## Data to use
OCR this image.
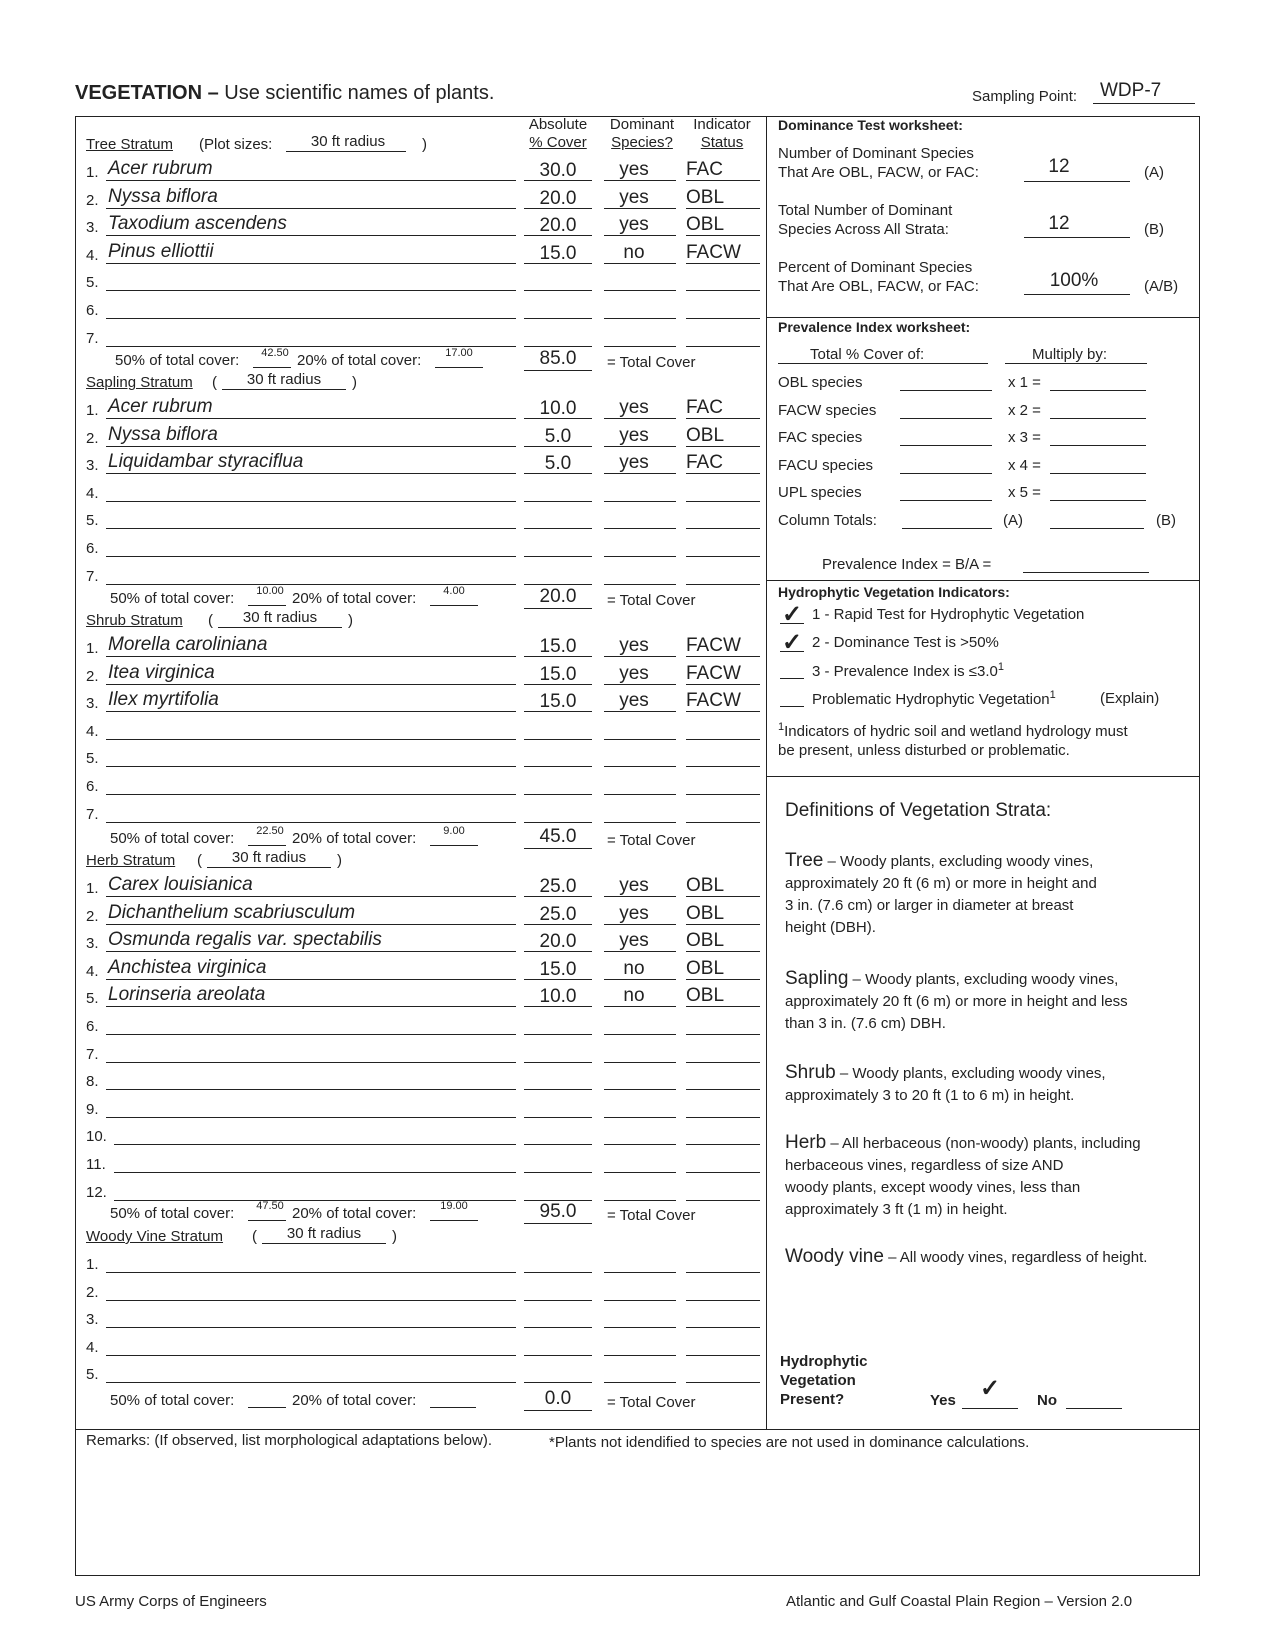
VEGETATION – Use scientific names of plants.	Sampling Point: WDP-7
Absolute
% Cover
Dominant
Species?
Indicator
Status
Tree Stratum (Plot sizes:	30 ft radius	)
1. Acer rubrum	30.0	yes	FAC
2. Nyssa biflora	20.0	yes	OBL
3. Taxodium ascendens	20.0	yes	OBL
4. Pinus elliottii	15.0	no	FACW
5.
6.
7.
50% of total cover:	42.50 20% of total cover:	17.00	85.0	= Total Cover
Sapling Stratum (	30 ft radius	)
1. Acer rubrum	10.0	yes	FAC
2. Nyssa biflora	5.0	yes	OBL
3. Liquidambar styraciflua	5.0	yes	FAC
4.
5.
6.
7.
50% of total cover:	10.00 20% of total cover:	4.00	20.0	= Total Cover
Shrub Stratum (	30 ft radius	)
1. Morella caroliniana	15.0	yes	FACW
2. Itea virginica	15.0	yes	FACW
3. Ilex myrtifolia	15.0	yes	FACW
4.
5.
6.
7.
50% of total cover:	22.50 20% of total cover:	9.00	45.0	= Total Cover
Herb Stratum (	30 ft radius	)
1. Carex louisianica	25.0	yes	OBL
2. Dichanthelium scabriusculum	25.0	yes	OBL
3. Osmunda regalis var. spectabilis	20.0	yes	OBL
4. Anchistea virginica	15.0	no	OBL
5. Lorinseria areolata	10.0	no	OBL
6.
7.
8.
9.
10.
11.
12.
50% of total cover:	47.50 20% of total cover:	19.00	95.0	= Total Cover
Woody Vine Stratum (	30 ft radius	)
1.
2.
3.
4.
5.
50% of total cover:	20% of total cover:	0.0	= Total Cover
Dominance Test worksheet:
Number of Dominant Species
That Are OBL, FACW, or FAC:	12	(A)
Total Number of Dominant
Species Across All Strata:	12	(B)
Percent of Dominant Species
That Are OBL, FACW, or FAC:	100%	(A/B)
Prevalence Index worksheet:
Total % Cover of:	Multiply by:
OBL species	x 1 =
FACW species	x 2 =
FAC species	x 3 =
FACU species	x 4 =
UPL species	x 5 =
Column Totals:	(A)	(B)
Prevalence Index = B/A =
Hydrophytic Vegetation Indicators:
✓ 1 - Rapid Test for Hydrophytic Vegetation
✓ 2 - Dominance Test is >50%
3 - Prevalence Index is $\le 3.0^1$
Problematic Hydrophytic Vegetation$^1$	(Explain)
$^1$Indicators of hydric soil and wetland hydrology must
be present, unless disturbed or problematic.
Definitions of Vegetation Strata:
Tree – Woody plants, excluding woody vines,
approximately 20 ft (6 m) or more in height and
3 in. (7.6 cm) or larger in diameter at breast
height (DBH).
Sapling – Woody plants, excluding woody vines,
approximately 20 ft (6 m) or more in height and less
than 3 in. (7.6 cm) DBH.
Shrub – Woody plants, excluding woody vines,
approximately 3 to 20 ft (1 to 6 m) in height.
Herb – All herbaceous (non-woody) plants, including
herbaceous vines, regardless of size AND
woody plants, except woody vines, less than
approximately 3 ft (1 m) in height.
Woody vine – All woody vines, regardless of height.
Hydrophytic
Vegetation
Present?	Yes ✓ No
Remarks: (If observed, list morphological adaptations below).	*Plants not idendified to species are not used in dominance calculations.
US Army Corps of Engineers	Atlantic and Gulf Coastal Plain Region – Version 2.0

## Stated goal
Make an exact copy of every record, pictures excluded.

## Finished task
OCR this image.
VEGETATION – Use scientific names of plants.	Sampling Point: WDP-7
Absolute
% Cover
Dominant
Species?
Indicator
Status
Tree Stratum (Plot sizes:	30 ft radius	)
1. Acer rubrum	30.0	yes	FAC
2. Nyssa biflora	20.0	yes	OBL
3. Taxodium ascendens	20.0	yes	OBL
4. Pinus elliottii	15.0	no	FACW
5.
6.
7.
50% of total cover:	42.50 20% of total cover:	17.00	85.0	= Total Cover
Sapling Stratum (	30 ft radius	)
1. Acer rubrum	10.0	yes	FAC
2. Nyssa biflora	5.0	yes	OBL
3. Liquidambar styraciflua	5.0	yes	FAC
4.
5.
6.
7.
50% of total cover:	10.00 20% of total cover:	4.00	20.0	= Total Cover
Shrub Stratum (	30 ft radius	)
1. Morella caroliniana	15.0	yes	FACW
2. Itea virginica	15.0	yes	FACW
3. Ilex myrtifolia	15.0	yes	FACW
4.
5.
6.
7.
50% of total cover:	22.50 20% of total cover:	9.00	45.0	= Total Cover
Herb Stratum (	30 ft radius	)
1. Carex louisianica	25.0	yes	OBL
2. Dichanthelium scabriusculum	25.0	yes	OBL
3. Osmunda regalis var. spectabilis	20.0	yes	OBL
4. Anchistea virginica	15.0	no	OBL
5. Lorinseria areolata	10.0	no	OBL
6.
7.
8.
9.
10.
11.
12.
50% of total cover:	47.50 20% of total cover:	19.00	95.0	= Total Cover
Woody Vine Stratum (	30 ft radius	)
1.
2.
3.
4.
5.
50% of total cover:	20% of total cover:	0.0	= Total Cover
Dominance Test worksheet:
Number of Dominant Species
That Are OBL, FACW, or FAC:	12	(A)
Total Number of Dominant
Species Across All Strata:	12	(B)
Percent of Dominant Species
That Are OBL, FACW, or FAC:	100%	(A/B)
Prevalence Index worksheet:
Total % Cover of:	Multiply by:
OBL species	x 1 =
FACW species	x 2 =
FAC species	x 3 =
FACU species	x 4 =
UPL species	x 5 =
Column Totals:	(A)	(B)
Prevalence Index = B/A =
Hydrophytic Vegetation Indicators:
✓ 1 - Rapid Test for Hydrophytic Vegetation
✓ 2 - Dominance Test is >50%
3 - Prevalence Index is $\le 3.0^1$
Problematic Hydrophytic Vegetation$^1$	(Explain)
$^1$Indicators of hydric soil and wetland hydrology must
be present, unless disturbed or problematic.
Definitions of Vegetation Strata:
Tree – Woody plants, excluding woody vines,
approximately 20 ft (6 m) or more in height and
3 in. (7.6 cm) or larger in diameter at breast
height (DBH).
Sapling – Woody plants, excluding woody vines,
approximately 20 ft (6 m) or more in height and less
than 3 in. (7.6 cm) DBH.
Shrub – Woody plants, excluding woody vines,
approximately 3 to 20 ft (1 to 6 m) in height.
Herb – All herbaceous (non-woody) plants, including
herbaceous vines, regardless of size AND
woody plants, except woody vines, less than
approximately 3 ft (1 m) in height.
Woody vine – All woody vines, regardless of height.
Hydrophytic
Vegetation
Present?	Yes ✓ No
Remarks: (If observed, list morphological adaptations below).	*Plants not idendified to species are not used in dominance calculations.
US Army Corps of Engineers	Atlantic and Gulf Coastal Plain Region – Version 2.0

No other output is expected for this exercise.